[SELECTED PASSAGE]:
Yet More Pi


So I got a Raspberry Pi at work, making for a grand total of four in the house (and 300 in my office closet for a few hours, but that’s a story for another time).

I’ve had one acting as an AirPrint redirector for a year now (which I never mess with, lest it break), keep one around with a Wi-Fi dongle to use as a sort of plug-in server, and recently got a PiFace to use another as a controller for a few doodads I’m planning to build someday.

It feels like I’ve been messing about with the things for ages, really. I have a side project at work where I routinely try to coax the things into becoming more or less reliable digital signage clients of various kinds, and I’ve tried pretty much everything1 out there to get them to render web pages while taking advantage of the GPU, which makes me sort of a resident expert on what doesn’t work on the things.

Routinely going up against that particular brick wall for a while now has tempered both my enthusiasm for the platform and my expectations of what can realistically be done with it, but even so I felt compelled to re-visit the state of the art.

As it turns out, there’s this nice project called nix that is building a WebKit2 port atop OpenGL/ES. It works fairly well already, but there’s a catch: You need to build a working browser (i.e., a lot of the event handling), and it currently can’t render most “common” web pages due to various missing bits.

[AIM A]:
Print the passage of the Raspberry Pi post exactly, from "So I got a Raspberry" to "to build someday.".

[DATA LINES]:

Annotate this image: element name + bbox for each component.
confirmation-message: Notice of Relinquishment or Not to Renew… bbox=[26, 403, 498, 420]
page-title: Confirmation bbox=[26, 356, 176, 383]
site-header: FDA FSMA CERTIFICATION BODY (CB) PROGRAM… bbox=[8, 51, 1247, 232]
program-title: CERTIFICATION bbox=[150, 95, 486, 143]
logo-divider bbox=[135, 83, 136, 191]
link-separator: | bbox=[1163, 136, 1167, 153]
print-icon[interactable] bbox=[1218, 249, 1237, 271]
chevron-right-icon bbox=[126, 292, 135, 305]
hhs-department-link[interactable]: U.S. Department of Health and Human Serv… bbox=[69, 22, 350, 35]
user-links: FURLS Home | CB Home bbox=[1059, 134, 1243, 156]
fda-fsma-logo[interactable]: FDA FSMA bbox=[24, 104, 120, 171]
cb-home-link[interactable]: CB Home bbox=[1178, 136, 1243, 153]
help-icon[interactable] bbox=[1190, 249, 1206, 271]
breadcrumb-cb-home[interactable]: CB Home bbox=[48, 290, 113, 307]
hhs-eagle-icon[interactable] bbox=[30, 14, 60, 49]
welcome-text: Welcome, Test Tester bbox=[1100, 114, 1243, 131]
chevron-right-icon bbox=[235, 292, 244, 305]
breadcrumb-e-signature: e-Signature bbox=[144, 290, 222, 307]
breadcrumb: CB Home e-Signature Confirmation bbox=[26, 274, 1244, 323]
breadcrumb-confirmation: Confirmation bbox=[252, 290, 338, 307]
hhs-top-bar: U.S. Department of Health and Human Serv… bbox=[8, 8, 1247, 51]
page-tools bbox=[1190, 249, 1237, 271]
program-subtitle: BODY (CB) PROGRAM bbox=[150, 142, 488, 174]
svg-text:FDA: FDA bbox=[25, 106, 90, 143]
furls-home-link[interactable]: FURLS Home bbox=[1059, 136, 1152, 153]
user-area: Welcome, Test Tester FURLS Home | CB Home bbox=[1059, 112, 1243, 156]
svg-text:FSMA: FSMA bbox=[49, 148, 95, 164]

[AIM B]:
Return the rows exactly, from the first row to the row containing "program-title: CERTIFICATION bbox=[150, 95, 486, 143]", with both of those rows included.

[REPLY A]:
So I got a Raspberry Pi at work, making for a grand total of four in the house (and 300 in my office closet for a few hours, but that’s a story for another time).

I’ve had one acting as an AirPrint redirector for a year now (which I never mess with, lest it break), keep one around with a Wi-Fi dongle to use as a sort of plug-in server, and recently got a PiFace to use another as a controller for a few doodads I’m planning to build someday.

[REPLY B]:
Annotate this image: element name + bbox for each component.
confirmation-message: Notice of Relinquishment or Not to Renew… bbox=[26, 403, 498, 420]
page-title: Confirmation bbox=[26, 356, 176, 383]
site-header: FDA FSMA CERTIFICATION BODY (CB) PROGRAM… bbox=[8, 51, 1247, 232]
program-title: CERTIFICATION bbox=[150, 95, 486, 143]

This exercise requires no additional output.